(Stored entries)
[START]

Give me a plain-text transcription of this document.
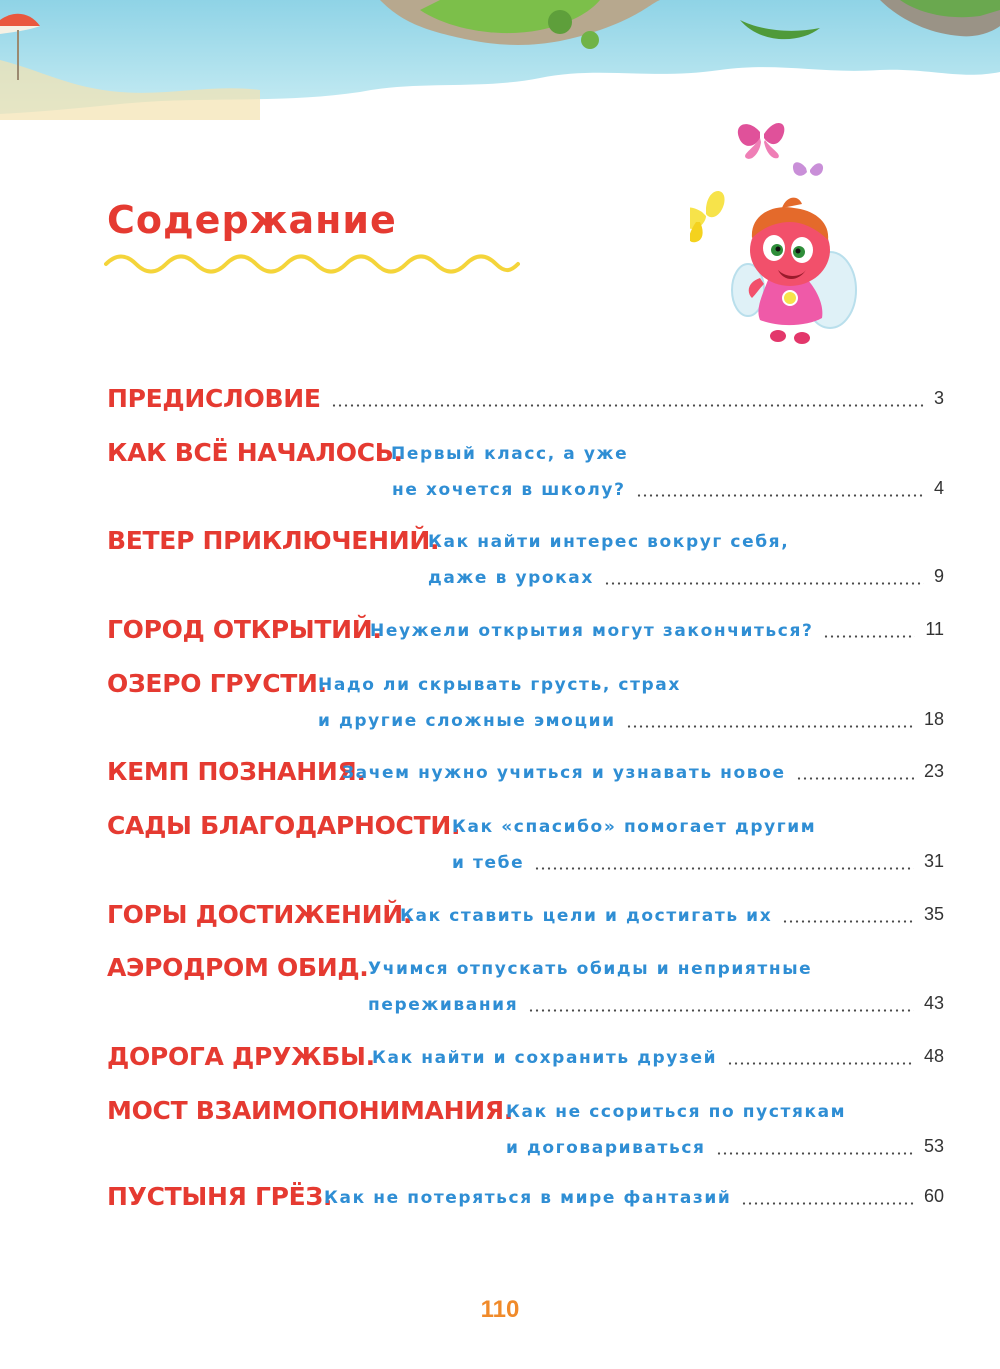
Содержание
ПРЕДИСЛОВИЕ	3
КАК ВСЁ НАЧАЛОСЬ.
Первый класс, а уже
не хочется в школу?	4
ВЕТЕР ПРИКЛЮЧЕНИЙ.
Как найти интерес вокруг себя,
даже в уроках	9
ГОРОД ОТКРЫТИЙ.
Неужели открытия могут закончиться?	11
ОЗЕРО ГРУСТИ.
Надо ли скрывать грусть, страх
и другие сложные эмоции	18
КЕМП ПОЗНАНИЯ.
Зачем нужно учиться и узнавать новое	23
САДЫ БЛАГОДАРНОСТИ.
Как «спасибо» помогает другим
и тебе	31
ГОРЫ ДОСТИЖЕНИЙ.
Как ставить цели и достигать их	35
АЭРОДРОМ ОБИД. Учимся отпускать обиды и неприятные
переживания	43
ДОРОГА ДРУЖБЫ.
Как найти и сохранить друзей	48
МОСТ ВЗАИМОПОНИМАНИЯ.
Как не ссориться по пустякам
и договариваться	53
ПУСТЫНЯ ГРЁЗ.
Как не потеряться в мире фантазий	60
110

[END]

OBJECTIVE |
Each line that holds the word "найти" should be extracted from the records.

TASK OUTPUT |
Как найти интерес вокруг себя,
Как найти и сохранить друзей	48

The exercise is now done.